• WHAT YOU ARE ASKED TO DO: Return exactly the span of lines that opens with the line containing "Output a JSON" and closes with the last line of the data, inclusive.

• TASK INPUTS:
···

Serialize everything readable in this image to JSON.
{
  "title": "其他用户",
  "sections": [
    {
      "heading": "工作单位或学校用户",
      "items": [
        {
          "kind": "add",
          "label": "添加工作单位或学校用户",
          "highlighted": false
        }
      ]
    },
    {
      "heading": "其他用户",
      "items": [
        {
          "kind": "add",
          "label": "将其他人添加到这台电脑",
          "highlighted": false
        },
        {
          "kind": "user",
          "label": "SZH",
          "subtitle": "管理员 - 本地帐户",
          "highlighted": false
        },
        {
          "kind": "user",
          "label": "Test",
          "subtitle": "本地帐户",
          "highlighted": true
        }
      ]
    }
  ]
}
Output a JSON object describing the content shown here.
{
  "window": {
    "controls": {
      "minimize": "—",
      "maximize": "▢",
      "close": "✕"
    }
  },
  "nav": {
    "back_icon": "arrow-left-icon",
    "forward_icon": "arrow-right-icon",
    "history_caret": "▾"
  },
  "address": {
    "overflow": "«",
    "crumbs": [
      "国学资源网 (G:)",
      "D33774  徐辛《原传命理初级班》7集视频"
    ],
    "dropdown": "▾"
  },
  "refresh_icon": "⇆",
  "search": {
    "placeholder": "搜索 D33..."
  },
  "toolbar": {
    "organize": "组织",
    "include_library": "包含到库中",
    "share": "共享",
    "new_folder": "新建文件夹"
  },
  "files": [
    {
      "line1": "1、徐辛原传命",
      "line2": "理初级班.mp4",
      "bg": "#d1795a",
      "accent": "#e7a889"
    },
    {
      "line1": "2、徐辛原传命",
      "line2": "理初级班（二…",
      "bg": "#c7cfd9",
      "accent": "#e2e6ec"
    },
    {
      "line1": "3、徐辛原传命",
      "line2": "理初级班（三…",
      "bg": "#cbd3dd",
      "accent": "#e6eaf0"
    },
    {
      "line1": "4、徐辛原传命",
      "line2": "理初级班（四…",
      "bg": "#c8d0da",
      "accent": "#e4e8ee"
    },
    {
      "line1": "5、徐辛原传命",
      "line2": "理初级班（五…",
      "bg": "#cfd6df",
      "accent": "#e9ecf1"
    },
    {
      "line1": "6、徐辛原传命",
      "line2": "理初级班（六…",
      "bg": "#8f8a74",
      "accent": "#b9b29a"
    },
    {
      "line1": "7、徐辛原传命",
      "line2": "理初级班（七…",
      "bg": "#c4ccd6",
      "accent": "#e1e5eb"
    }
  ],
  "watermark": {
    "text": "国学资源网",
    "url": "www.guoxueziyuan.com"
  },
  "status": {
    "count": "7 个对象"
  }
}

···

• EXERCISE ANSWER:
Output a JSON object describing the content shown here.
{
  "window": {
    "controls": {
      "minimize": "—",
      "maximize": "▢",
      "close": "✕"
    }
  },
  "nav": {
    "back_icon": "arrow-left-icon",
    "forward_icon": "arrow-right-icon",
    "history_caret": "▾"
  },
  "address": {
    "overflow": "«",
    "crumbs": [
      "国学资源网 (G:)",
      "D33774  徐辛《原传命理初级班》7集视频"
    ],
    "dropdown": "▾"
  },
  "refresh_icon": "⇆",
  "search": {
    "placeholder": "搜索 D33..."
  },
  "toolbar": {
    "organize": "组织",
    "include_library": "包含到库中",
    "share": "共享",
    "new_folder": "新建文件夹"
  },
  "files": [
    {
      "line1": "1、徐辛原传命",
      "line2": "理初级班.mp4",
      "bg": "#d1795a",
      "accent": "#e7a889"
    },
    {
      "line1": "2、徐辛原传命",
      "line2": "理初级班（二…",
      "bg": "#c7cfd9",
      "accent": "#e2e6ec"
    },
    {
      "line1": "3、徐辛原传命",
      "line2": "理初级班（三…",
      "bg": "#cbd3dd",
      "accent": "#e6eaf0"
    },
    {
      "line1": "4、徐辛原传命",
      "line2": "理初级班（四…",
      "bg": "#c8d0da",
      "accent": "#e4e8ee"
    },
    {
      "line1": "5、徐辛原传命",
      "line2": "理初级班（五…",
      "bg": "#cfd6df",
      "accent": "#e9ecf1"
    },
    {
      "line1": "6、徐辛原传命",
      "line2": "理初级班（六…",
      "bg": "#8f8a74",
      "accent": "#b9b29a"
    },
    {
      "line1": "7、徐辛原传命",
      "line2": "理初级班（七…",
      "bg": "#c4ccd6",
      "accent": "#e1e5eb"
    }
  ],
  "watermark": {
    "text": "国学资源网",
    "url": "www.guoxueziyuan.com"
  },
  "status": {
    "count": "7 个对象"
  }
}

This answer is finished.